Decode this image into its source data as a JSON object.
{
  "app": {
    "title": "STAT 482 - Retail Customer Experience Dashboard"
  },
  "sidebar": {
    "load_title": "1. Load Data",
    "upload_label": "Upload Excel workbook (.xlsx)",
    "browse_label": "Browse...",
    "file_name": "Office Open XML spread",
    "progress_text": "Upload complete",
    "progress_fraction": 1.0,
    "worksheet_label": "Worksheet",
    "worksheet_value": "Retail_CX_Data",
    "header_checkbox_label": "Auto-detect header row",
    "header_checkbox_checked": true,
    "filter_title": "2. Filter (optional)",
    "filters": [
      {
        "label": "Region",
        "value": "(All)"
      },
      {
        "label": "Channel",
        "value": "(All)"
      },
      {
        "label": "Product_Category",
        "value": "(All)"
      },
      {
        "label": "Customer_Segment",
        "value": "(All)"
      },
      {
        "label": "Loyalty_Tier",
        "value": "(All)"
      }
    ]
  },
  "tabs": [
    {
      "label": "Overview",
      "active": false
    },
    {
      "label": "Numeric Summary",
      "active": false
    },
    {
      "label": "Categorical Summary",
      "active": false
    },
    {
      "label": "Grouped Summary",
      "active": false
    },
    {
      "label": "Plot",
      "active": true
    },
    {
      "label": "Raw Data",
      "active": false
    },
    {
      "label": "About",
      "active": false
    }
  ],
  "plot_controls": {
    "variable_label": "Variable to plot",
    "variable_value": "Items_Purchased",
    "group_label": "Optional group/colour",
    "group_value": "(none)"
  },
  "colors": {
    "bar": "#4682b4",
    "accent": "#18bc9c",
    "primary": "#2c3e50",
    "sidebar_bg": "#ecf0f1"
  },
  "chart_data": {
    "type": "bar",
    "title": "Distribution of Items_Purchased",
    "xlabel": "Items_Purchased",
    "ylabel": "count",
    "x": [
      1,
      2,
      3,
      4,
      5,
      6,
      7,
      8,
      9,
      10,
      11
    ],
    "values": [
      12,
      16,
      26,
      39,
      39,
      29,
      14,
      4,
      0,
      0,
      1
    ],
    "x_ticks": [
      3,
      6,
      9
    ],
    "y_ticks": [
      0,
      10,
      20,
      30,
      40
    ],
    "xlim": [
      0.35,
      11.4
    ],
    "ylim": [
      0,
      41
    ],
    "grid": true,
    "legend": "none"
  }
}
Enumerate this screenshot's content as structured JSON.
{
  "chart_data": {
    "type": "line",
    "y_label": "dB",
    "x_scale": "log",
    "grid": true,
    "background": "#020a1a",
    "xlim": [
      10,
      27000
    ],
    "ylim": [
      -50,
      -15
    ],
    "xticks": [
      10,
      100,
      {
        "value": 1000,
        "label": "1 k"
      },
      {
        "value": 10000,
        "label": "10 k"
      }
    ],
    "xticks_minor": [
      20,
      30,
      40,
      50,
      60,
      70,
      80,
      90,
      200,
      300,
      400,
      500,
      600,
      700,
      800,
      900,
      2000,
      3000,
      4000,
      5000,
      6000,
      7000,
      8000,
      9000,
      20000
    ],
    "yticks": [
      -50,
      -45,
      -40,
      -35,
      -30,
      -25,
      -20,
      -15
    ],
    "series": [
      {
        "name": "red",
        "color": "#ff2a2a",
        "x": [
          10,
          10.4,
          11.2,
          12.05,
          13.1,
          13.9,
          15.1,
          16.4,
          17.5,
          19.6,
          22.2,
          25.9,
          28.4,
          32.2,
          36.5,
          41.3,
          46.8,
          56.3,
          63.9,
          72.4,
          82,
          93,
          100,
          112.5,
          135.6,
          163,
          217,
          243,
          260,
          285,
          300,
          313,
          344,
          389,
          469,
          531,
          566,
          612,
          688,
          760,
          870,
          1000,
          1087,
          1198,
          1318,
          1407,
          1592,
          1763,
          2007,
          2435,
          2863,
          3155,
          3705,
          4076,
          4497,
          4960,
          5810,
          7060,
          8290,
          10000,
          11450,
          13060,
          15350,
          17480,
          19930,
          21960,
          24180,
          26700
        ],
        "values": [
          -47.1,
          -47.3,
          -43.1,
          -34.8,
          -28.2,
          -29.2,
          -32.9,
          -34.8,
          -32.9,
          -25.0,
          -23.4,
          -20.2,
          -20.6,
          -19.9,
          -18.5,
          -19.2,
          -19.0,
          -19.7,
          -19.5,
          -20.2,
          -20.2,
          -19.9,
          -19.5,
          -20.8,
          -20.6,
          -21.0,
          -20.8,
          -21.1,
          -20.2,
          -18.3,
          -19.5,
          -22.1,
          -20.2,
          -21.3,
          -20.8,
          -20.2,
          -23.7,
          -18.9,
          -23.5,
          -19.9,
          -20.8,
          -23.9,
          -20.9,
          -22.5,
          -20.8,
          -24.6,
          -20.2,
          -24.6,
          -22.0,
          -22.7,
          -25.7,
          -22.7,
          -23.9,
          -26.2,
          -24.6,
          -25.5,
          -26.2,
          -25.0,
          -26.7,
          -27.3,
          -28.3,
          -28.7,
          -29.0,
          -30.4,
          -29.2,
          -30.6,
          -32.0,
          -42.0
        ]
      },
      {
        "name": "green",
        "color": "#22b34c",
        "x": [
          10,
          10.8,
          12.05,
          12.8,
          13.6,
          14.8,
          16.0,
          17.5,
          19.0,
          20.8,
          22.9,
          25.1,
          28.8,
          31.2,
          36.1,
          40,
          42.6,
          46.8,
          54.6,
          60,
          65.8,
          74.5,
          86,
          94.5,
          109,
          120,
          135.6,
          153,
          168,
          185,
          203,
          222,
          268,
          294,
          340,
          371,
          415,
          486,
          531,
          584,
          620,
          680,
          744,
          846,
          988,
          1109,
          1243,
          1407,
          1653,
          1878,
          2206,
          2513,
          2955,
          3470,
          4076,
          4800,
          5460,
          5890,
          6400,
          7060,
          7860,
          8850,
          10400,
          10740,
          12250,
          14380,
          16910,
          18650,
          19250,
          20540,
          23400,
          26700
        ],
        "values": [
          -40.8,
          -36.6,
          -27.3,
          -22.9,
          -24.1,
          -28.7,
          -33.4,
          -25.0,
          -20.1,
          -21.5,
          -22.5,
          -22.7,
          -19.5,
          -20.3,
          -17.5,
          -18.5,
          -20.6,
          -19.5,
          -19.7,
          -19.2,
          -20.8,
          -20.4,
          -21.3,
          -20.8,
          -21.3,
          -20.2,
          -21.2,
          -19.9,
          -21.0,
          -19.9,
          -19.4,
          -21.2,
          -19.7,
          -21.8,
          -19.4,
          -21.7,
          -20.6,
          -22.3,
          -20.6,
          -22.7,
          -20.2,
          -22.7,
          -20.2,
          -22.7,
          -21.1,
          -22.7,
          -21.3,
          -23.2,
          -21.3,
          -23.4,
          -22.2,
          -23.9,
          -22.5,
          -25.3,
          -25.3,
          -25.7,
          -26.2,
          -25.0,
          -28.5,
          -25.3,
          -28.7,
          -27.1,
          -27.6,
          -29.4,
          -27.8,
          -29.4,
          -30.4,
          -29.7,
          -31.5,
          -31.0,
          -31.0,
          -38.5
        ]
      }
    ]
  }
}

────────

■ Your objective: Among the entries above, how many lines include the word "Summary"? Give the number with no comment.

■ Answer to this problem: 3